── PROVIDED DATA ──

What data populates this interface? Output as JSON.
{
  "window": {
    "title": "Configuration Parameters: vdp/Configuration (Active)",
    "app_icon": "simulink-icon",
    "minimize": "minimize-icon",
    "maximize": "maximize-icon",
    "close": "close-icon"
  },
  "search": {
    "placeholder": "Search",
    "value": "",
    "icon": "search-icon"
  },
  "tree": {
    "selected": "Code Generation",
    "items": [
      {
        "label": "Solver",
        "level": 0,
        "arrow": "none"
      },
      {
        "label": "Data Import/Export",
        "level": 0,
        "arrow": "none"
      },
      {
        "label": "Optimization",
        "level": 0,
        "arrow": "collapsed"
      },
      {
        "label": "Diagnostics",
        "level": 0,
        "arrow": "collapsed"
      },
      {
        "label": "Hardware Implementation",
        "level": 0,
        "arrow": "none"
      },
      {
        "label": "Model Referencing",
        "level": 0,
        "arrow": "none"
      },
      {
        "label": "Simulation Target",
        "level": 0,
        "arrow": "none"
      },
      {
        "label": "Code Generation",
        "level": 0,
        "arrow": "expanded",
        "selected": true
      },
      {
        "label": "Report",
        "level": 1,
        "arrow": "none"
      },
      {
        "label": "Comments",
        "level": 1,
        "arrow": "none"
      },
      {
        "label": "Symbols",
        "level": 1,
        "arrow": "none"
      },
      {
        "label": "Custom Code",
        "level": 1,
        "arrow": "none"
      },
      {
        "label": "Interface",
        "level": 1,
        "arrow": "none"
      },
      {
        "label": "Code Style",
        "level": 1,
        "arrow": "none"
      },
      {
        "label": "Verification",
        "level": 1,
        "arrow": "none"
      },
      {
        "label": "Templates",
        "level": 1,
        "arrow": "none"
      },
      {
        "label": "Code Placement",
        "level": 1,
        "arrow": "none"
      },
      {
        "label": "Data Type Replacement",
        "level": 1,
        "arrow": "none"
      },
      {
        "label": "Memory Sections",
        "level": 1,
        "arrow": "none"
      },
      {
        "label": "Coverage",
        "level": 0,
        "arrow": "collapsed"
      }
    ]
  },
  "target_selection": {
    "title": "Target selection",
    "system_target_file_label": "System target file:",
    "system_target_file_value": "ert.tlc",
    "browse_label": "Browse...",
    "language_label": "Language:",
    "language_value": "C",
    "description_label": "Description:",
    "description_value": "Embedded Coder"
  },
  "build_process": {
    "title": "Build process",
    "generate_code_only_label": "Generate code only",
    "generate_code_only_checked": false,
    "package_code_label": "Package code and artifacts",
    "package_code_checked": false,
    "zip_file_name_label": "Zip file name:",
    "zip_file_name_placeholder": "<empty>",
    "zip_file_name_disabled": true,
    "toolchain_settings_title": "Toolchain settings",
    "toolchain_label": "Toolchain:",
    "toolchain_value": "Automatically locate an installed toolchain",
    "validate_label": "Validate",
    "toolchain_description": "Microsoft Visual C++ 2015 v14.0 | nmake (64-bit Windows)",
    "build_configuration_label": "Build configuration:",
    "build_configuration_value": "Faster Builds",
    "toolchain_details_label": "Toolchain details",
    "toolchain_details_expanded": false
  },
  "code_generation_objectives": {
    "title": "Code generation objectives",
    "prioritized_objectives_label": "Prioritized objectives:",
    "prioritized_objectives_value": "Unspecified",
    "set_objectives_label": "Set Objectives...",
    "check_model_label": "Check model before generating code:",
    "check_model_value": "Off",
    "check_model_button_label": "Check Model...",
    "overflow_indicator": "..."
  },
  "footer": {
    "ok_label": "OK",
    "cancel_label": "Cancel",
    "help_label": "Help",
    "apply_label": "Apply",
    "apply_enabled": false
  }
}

───

## THE PROBLEM:
Print the records above exactly as they appear.

## FINAL RESULT:
What data populates this interface? Output as JSON.
{
  "window": {
    "title": "Configuration Parameters: vdp/Configuration (Active)",
    "app_icon": "simulink-icon",
    "minimize": "minimize-icon",
    "maximize": "maximize-icon",
    "close": "close-icon"
  },
  "search": {
    "placeholder": "Search",
    "value": "",
    "icon": "search-icon"
  },
  "tree": {
    "selected": "Code Generation",
    "items": [
      {
        "label": "Solver",
        "level": 0,
        "arrow": "none"
      },
      {
        "label": "Data Import/Export",
        "level": 0,
        "arrow": "none"
      },
      {
        "label": "Optimization",
        "level": 0,
        "arrow": "collapsed"
      },
      {
        "label": "Diagnostics",
        "level": 0,
        "arrow": "collapsed"
      },
      {
        "label": "Hardware Implementation",
        "level": 0,
        "arrow": "none"
      },
      {
        "label": "Model Referencing",
        "level": 0,
        "arrow": "none"
      },
      {
        "label": "Simulation Target",
        "level": 0,
        "arrow": "none"
      },
      {
        "label": "Code Generation",
        "level": 0,
        "arrow": "expanded",
        "selected": true
      },
      {
        "label": "Report",
        "level": 1,
        "arrow": "none"
      },
      {
        "label": "Comments",
        "level": 1,
        "arrow": "none"
      },
      {
        "label": "Symbols",
        "level": 1,
        "arrow": "none"
      },
      {
        "label": "Custom Code",
        "level": 1,
        "arrow": "none"
      },
      {
        "label": "Interface",
        "level": 1,
        "arrow": "none"
      },
      {
        "label": "Code Style",
        "level": 1,
        "arrow": "none"
      },
      {
        "label": "Verification",
        "level": 1,
        "arrow": "none"
      },
      {
        "label": "Templates",
        "level": 1,
        "arrow": "none"
      },
      {
        "label": "Code Placement",
        "level": 1,
        "arrow": "none"
      },
      {
        "label": "Data Type Replacement",
        "level": 1,
        "arrow": "none"
      },
      {
        "label": "Memory Sections",
        "level": 1,
        "arrow": "none"
      },
      {
        "label": "Coverage",
        "level": 0,
        "arrow": "collapsed"
      }
    ]
  },
  "target_selection": {
    "title": "Target selection",
    "system_target_file_label": "System target file:",
    "system_target_file_value": "ert.tlc",
    "browse_label": "Browse...",
    "language_label": "Language:",
    "language_value": "C",
    "description_label": "Description:",
    "description_value": "Embedded Coder"
  },
  "build_process": {
    "title": "Build process",
    "generate_code_only_label": "Generate code only",
    "generate_code_only_checked": false,
    "package_code_label": "Package code and artifacts",
    "package_code_checked": false,
    "zip_file_name_label": "Zip file name:",
    "zip_file_name_placeholder": "<empty>",
    "zip_file_name_disabled": true,
    "toolchain_settings_title": "Toolchain settings",
    "toolchain_label": "Toolchain:",
    "toolchain_value": "Automatically locate an installed toolchain",
    "validate_label": "Validate",
    "toolchain_description": "Microsoft Visual C++ 2015 v14.0 | nmake (64-bit Windows)",
    "build_configuration_label": "Build configuration:",
    "build_configuration_value": "Faster Builds",
    "toolchain_details_label": "Toolchain details",
    "toolchain_details_expanded": false
  },
  "code_generation_objectives": {
    "title": "Code generation objectives",
    "prioritized_objectives_label": "Prioritized objectives:",
    "prioritized_objectives_value": "Unspecified",
    "set_objectives_label": "Set Objectives...",
    "check_model_label": "Check model before generating code:",
    "check_model_value": "Off",
    "check_model_button_label": "Check Model...",
    "overflow_indicator": "..."
  },
  "footer": {
    "ok_label": "OK",
    "cancel_label": "Cancel",
    "help_label": "Help",
    "apply_label": "Apply",
    "apply_enabled": false
  }
}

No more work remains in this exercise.